_EXTRACT PROVIDED_.
----------------------------------------
By the Law of Total Variance and the fact that $E(\hat \beta \mid \mathbf X) = \beta$, we have that the unconditional variance is

$${\rm V}(\hat \beta) = \sigma^2 \cdot E\Big[(\mathbf X' \mathbf X)^{-1}\Big] = \frac{\sigma^2 }{n}\cdot E\Big[(n^{-1}\mathbf X' \mathbf X)^{-1}\Big]$$

We approximate this by

$${\rm V}(\hat \beta) \approx \frac{\sigma^2}{n} \cdot Q^{-1},$$

where

$$Q = {\rm plim}\left(n^{-1}\mathbf X' \mathbf X\right) = E(\mathbf x \mathbf x')$$

where $\mathbf x$ is the typical row vector of $\mathbf X$ and is used because at the limit the matrix $X$ has infinite row dimension, so it would be inappropriate to use it as the result of a limiting expression.

In words, instead of the expected value of the inverse, we use the inverse of the expected value.
----------------------------------------
_WORK TO DO_.
**1.** In the passage on the estimator's variance, what does the approximation use in place of the expected value of the inverse?
**2.** Decide whether each statement agrees with the passage on the estimator's variance. Answer yes or no, and quote the deciding words.
(a) The unconditional variance is obtained with the Law of Total Variance.
(b) The row vector x is used because the matrix X has a finite row dimension at the limit.
(c) The approximation keeps the expected value of the inverse.
**3.** Extend the passage on the estimator's variance, starting after its final sentence.
----------------------------------------
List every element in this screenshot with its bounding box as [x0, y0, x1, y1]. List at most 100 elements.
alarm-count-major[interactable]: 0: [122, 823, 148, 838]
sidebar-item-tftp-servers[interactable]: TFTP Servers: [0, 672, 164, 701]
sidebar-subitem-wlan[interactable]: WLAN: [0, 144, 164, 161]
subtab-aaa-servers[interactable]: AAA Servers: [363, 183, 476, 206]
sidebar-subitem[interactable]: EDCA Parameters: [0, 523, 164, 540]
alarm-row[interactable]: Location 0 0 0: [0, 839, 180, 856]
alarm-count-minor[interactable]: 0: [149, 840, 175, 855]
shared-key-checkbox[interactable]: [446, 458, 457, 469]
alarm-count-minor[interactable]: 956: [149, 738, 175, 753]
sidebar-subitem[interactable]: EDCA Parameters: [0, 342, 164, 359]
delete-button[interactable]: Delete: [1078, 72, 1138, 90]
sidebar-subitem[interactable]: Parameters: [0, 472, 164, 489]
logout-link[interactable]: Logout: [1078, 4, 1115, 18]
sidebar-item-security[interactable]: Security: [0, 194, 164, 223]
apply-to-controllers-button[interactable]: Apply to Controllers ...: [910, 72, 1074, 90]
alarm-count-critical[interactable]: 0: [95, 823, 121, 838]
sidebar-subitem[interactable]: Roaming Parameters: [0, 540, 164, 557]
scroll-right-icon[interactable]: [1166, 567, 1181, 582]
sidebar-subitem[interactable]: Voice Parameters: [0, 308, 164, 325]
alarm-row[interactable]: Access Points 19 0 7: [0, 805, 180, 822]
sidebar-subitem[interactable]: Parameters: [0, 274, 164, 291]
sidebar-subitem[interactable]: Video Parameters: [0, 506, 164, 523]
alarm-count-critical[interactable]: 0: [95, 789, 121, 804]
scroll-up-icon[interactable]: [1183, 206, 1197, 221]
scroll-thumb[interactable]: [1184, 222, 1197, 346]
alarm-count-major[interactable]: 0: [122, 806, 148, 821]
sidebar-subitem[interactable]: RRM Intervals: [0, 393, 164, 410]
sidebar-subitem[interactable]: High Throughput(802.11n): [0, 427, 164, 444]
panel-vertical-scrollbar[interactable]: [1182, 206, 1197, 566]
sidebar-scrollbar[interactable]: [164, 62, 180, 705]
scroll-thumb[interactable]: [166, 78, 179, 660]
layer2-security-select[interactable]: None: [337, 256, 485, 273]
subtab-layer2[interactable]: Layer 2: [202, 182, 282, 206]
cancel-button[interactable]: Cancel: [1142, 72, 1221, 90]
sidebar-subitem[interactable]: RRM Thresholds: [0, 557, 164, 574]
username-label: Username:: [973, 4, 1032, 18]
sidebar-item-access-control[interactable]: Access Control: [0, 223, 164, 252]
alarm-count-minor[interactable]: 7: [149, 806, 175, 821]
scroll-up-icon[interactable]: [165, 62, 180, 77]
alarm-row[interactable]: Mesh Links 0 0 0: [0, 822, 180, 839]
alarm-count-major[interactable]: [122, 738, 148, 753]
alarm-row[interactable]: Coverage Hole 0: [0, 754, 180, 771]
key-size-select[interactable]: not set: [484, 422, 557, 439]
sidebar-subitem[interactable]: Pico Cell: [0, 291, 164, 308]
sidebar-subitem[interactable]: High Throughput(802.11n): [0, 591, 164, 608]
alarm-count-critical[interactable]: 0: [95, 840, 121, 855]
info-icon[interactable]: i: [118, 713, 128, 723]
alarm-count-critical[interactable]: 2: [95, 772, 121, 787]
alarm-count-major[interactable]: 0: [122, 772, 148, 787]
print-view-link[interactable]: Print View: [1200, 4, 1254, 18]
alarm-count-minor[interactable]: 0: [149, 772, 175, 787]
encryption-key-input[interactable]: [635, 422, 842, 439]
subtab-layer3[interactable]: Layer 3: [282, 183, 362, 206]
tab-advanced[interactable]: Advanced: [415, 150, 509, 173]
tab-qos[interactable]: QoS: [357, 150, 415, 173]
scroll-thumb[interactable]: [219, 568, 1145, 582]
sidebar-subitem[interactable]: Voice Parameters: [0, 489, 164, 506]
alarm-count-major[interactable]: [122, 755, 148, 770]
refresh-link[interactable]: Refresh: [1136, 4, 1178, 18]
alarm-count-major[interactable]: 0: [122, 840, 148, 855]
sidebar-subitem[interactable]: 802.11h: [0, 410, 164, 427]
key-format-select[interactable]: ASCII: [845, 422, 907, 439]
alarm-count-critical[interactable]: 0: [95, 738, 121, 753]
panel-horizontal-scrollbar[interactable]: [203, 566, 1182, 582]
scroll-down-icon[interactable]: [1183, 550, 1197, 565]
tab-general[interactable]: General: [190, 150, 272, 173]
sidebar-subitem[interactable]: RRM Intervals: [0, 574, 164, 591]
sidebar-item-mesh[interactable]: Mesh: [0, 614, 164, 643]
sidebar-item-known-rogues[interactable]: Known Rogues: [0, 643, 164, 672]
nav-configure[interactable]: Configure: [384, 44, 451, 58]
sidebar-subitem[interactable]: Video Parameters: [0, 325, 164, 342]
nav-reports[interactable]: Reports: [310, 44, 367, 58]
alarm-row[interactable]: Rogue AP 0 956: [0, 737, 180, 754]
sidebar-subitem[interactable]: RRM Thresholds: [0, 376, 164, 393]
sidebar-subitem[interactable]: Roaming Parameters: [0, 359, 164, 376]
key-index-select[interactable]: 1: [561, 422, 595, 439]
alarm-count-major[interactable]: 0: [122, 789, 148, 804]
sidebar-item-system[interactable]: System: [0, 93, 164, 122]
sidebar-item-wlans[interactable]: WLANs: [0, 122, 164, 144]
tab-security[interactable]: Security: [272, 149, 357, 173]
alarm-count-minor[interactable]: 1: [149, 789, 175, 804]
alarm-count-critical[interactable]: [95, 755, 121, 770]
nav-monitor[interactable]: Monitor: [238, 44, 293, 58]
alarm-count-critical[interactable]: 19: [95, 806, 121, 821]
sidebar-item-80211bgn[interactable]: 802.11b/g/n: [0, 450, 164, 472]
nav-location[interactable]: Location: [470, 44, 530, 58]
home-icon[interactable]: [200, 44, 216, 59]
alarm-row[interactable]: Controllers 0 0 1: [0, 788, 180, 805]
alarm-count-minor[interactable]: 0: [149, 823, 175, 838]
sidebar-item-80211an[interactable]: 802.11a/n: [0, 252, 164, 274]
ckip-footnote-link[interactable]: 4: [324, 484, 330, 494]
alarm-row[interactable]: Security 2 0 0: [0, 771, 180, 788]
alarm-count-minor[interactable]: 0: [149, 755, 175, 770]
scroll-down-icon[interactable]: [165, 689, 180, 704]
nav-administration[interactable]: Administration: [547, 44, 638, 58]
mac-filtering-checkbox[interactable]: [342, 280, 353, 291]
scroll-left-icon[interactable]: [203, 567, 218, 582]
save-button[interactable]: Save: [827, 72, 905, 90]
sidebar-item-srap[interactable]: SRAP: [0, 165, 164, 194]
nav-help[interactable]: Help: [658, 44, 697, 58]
----------------------------------------
_WRITTEN RESPONSES_.
**1.** It uses the inverse of the expected value.

**2.**
(a) Yes: "By the Law of Total Variance"
(b) No: "at the limit the matrix $X$ has infinite row dimension"
(c) No: "instead of the expected value of the inverse, we use the inverse of the expected value."

**3.**
The approximation error is

$$\delta(n) =(\sigma^2 /n) \cdot \Big[E[(n^{-1}\mathbf X'\mathbf X)^{-1}] - [E(\mathbf x'\mathbf x)]^{-1}\Big].$$

We have that $(n^{-1}\mathbf X'\mathbf X)^{-1} \longrightarrow_p [E(\mathbf x'\mathbf x)]^{-1}$, so

$$E[(n^{-1}\mathbf X'\mathbf X)^{-1}] - [E(\mathbf x'\mathbf x)]^{-1} \longrightarrow E[(E(\mathbf x'\mathbf x))^{-1}] - [E(\mathbf x'\mathbf x)]^{-1} = 0, $$

so this expression is $o(1)$. Also, $(\sigma^2/n) = O(1/n)$. Therefore,

$$\delta(n) = O(1/n)\cdot o(1) = o(1\cdot 1/n) = o(1/n).$$

So the approximation error goes to zero faster than $n$ goes to infinity.

UPDATE
Can we improve on the $o_p(1) / o(1)$ rate of convergence of

$$E[(n^{-1}\mathbf X'\mathbf X)^{-1}] - [E(\mathbf x'\mathbf x)]^{-1},\;\;\; ?$$

Apparently, the OP needs that. Let's see.

The OP mentioned a remark in Bruce Hansen's Econometrics textbook, about the OLS estimator having a faster convergence rate than $o_p(1)$. Hansen derives this after it obtains the rate of scaling needed for the asymptotic distribution. And since this latter is $O_p(n^{-1/2})$, it follows that multiplying the estimator $\hat \beta_n - \beta$ by something larger than unity ($n^0$) but lower than $n^{1/2}$ will not hinge his journey towards zero.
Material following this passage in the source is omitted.